Facebook this week announced a GPU-accelerated model designed for shopping. The model uses AI to automatically identify consumer goods from images to help make them shoppable. GrokNet, a universal computer vision system, can identify items in categories such as fashion, auto, and home decor.
The model is in production today and is available for buyers and sellers in Facebook Marketplace. Facebook says the goal of the project is to develop a new way to shop on Facebook’s platforms.
Because Marketplace allows people to post, buy, and sell products across a variety of categories, the company said they needed a single model to correctly identify products across all the fine-grained product categories. This meant that the team had to aggregate a massive number of data sets, types of supervision, and loss functions into a single model.
“This is a huge AI challenge because optimizing and fine-tuning hyperparameters for one task can sometimes reduce the effectiveness of another. For example, optimizing a model to recognize cars well might mean it’s not as good at recognizing patterns on clothing,” the Facebook researchers stated in a recent post, Powered by AI: Advancing product understanding and building new shopping experiences.
The model was built, trained, and deployed with 83 loss functions across seven data sets to combine multiple verticals in a single space. “This universal model allows us to leverage many more sources of information, which increases our accuracy and outperforms our single vertical-focused models,” the team said.
The GrokNet system is based on the ResNeXt-101 architecture. GrokNet was pretrained on 3.5 billion images and 17,000 hashtags. It was then fine-tuned on the Facebook datasets using Distributed Data Parallel GPU training on 8-GPU hosts, across 12 hosts, which totaled 96 GPUs. The GPUs used were NVIDIA V100 GPUs, as the company stated in their paper, GrokNet: Unified Computer Vision Model Trunk and Embeddings For Commerce.
“Created end-to-end with Facebook-developed tools, including PyTorch, this system is 2x more accurate than previous product recognition systems we’ve used,” the company said. “This has allowed us to greatly improve search and filtering on Marketplace so people can find products with very specific materials, styles, and colors (like a yellow mid-century loveseat). With this new unified model, the system is able to detect exact, similar (via related attributes), and co-occurring products across billions of photos.”
In the announcement, the company also featured their state-of-the-art clothing segmentation model, which was also trained on NVIDIA GPUs.
“While these systems are fragmented right now, incorporating everything into one system is the ambitious challenge,” the Facebook team said.
----------------------------------------
Update everything from "The model is" down to "a single model." in the article on Facebook's shopping model, replacing "Marketplace" with "Shops" throughout.

RECORDED INFORMATION:
----------------------------------------
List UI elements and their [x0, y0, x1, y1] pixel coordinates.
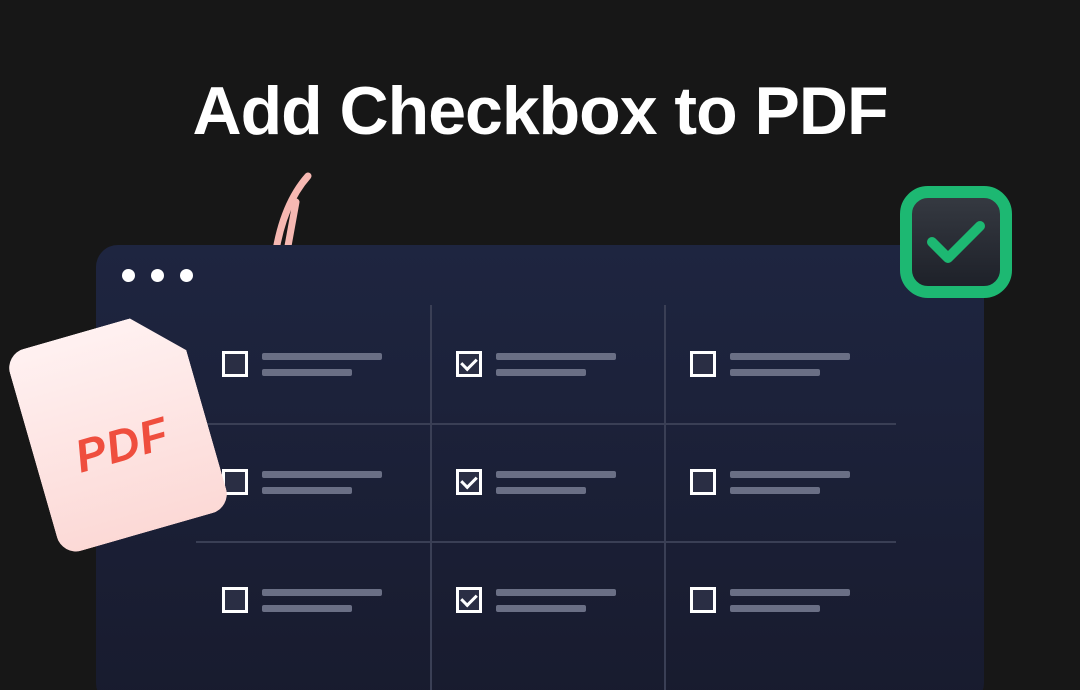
----------------------------------------
WORKED SOLUTION:
The model is in production today and is available for buyers and sellers in Facebook Shops. Facebook says the goal of the project is to develop a new way to shop on Facebook’s platforms.
Because Shops allows people to post, buy, and sell products across a variety of categories, the company said they needed a single model to correctly identify products across all the fine-grained product categories. This meant that the team had to aggregate a massive number of data sets, types of supervision, and loss functions into a single model.